## Short exercise
Reproduce all entries verbatim, with nothing added or dropped.

## Records supplied
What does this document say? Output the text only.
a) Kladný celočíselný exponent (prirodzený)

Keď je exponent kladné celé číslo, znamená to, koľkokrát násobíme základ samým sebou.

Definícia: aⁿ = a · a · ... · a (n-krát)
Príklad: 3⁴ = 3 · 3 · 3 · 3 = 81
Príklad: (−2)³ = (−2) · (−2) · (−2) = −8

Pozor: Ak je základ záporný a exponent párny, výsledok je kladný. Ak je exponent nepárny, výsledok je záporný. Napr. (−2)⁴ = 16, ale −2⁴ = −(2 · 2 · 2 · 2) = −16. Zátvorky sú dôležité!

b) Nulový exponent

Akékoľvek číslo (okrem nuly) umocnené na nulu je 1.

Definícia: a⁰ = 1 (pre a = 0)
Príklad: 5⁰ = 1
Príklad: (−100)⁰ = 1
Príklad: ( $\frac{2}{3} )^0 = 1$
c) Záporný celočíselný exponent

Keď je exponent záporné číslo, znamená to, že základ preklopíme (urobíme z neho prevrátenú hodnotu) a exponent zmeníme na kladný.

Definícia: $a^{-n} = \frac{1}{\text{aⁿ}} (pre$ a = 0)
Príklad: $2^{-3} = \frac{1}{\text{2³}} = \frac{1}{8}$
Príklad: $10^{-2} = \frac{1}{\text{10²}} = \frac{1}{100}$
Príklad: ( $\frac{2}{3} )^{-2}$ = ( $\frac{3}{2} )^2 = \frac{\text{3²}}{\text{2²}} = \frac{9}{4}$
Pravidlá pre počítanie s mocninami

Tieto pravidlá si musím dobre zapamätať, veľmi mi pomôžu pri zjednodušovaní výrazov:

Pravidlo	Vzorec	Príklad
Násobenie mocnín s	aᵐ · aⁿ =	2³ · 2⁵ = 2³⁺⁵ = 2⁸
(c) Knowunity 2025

## Output for this task
What does this document say? Output the text only.
a) Kladný celočíselný exponent (prirodzený)

Keď je exponent kladné celé číslo, znamená to, koľkokrát násobíme základ samým sebou.

Definícia: aⁿ = a · a · ... · a (n-krát)
Príklad: 3⁴ = 3 · 3 · 3 · 3 = 81
Príklad: (−2)³ = (−2) · (−2) · (−2) = −8

Pozor: Ak je základ záporný a exponent párny, výsledok je kladný. Ak je exponent nepárny, výsledok je záporný. Napr. (−2)⁴ = 16, ale −2⁴ = −(2 · 2 · 2 · 2) = −16. Zátvorky sú dôležité!

b) Nulový exponent

Akékoľvek číslo (okrem nuly) umocnené na nulu je 1.

Definícia: a⁰ = 1 (pre a = 0)
Príklad: 5⁰ = 1
Príklad: (−100)⁰ = 1
Príklad: ( $\frac{2}{3} )^0 = 1$
c) Záporný celočíselný exponent

Keď je exponent záporné číslo, znamená to, že základ preklopíme (urobíme z neho prevrátenú hodnotu) a exponent zmeníme na kladný.

Definícia: $a^{-n} = \frac{1}{\text{aⁿ}} (pre$ a = 0)
Príklad: $2^{-3} = \frac{1}{\text{2³}} = \frac{1}{8}$
Príklad: $10^{-2} = \frac{1}{\text{10²}} = \frac{1}{100}$
Príklad: ( $\frac{2}{3} )^{-2}$ = ( $\frac{3}{2} )^2 = \frac{\text{3²}}{\text{2²}} = \frac{9}{4}$
Pravidlá pre počítanie s mocninami

Tieto pravidlá si musím dobre zapamätať, veľmi mi pomôžu pri zjednodušovaní výrazov:

Pravidlo	Vzorec	Príklad
Násobenie mocnín s	aᵐ · aⁿ =	2³ · 2⁵ = 2³⁺⁵ = 2⁸
(c) Knowunity 2025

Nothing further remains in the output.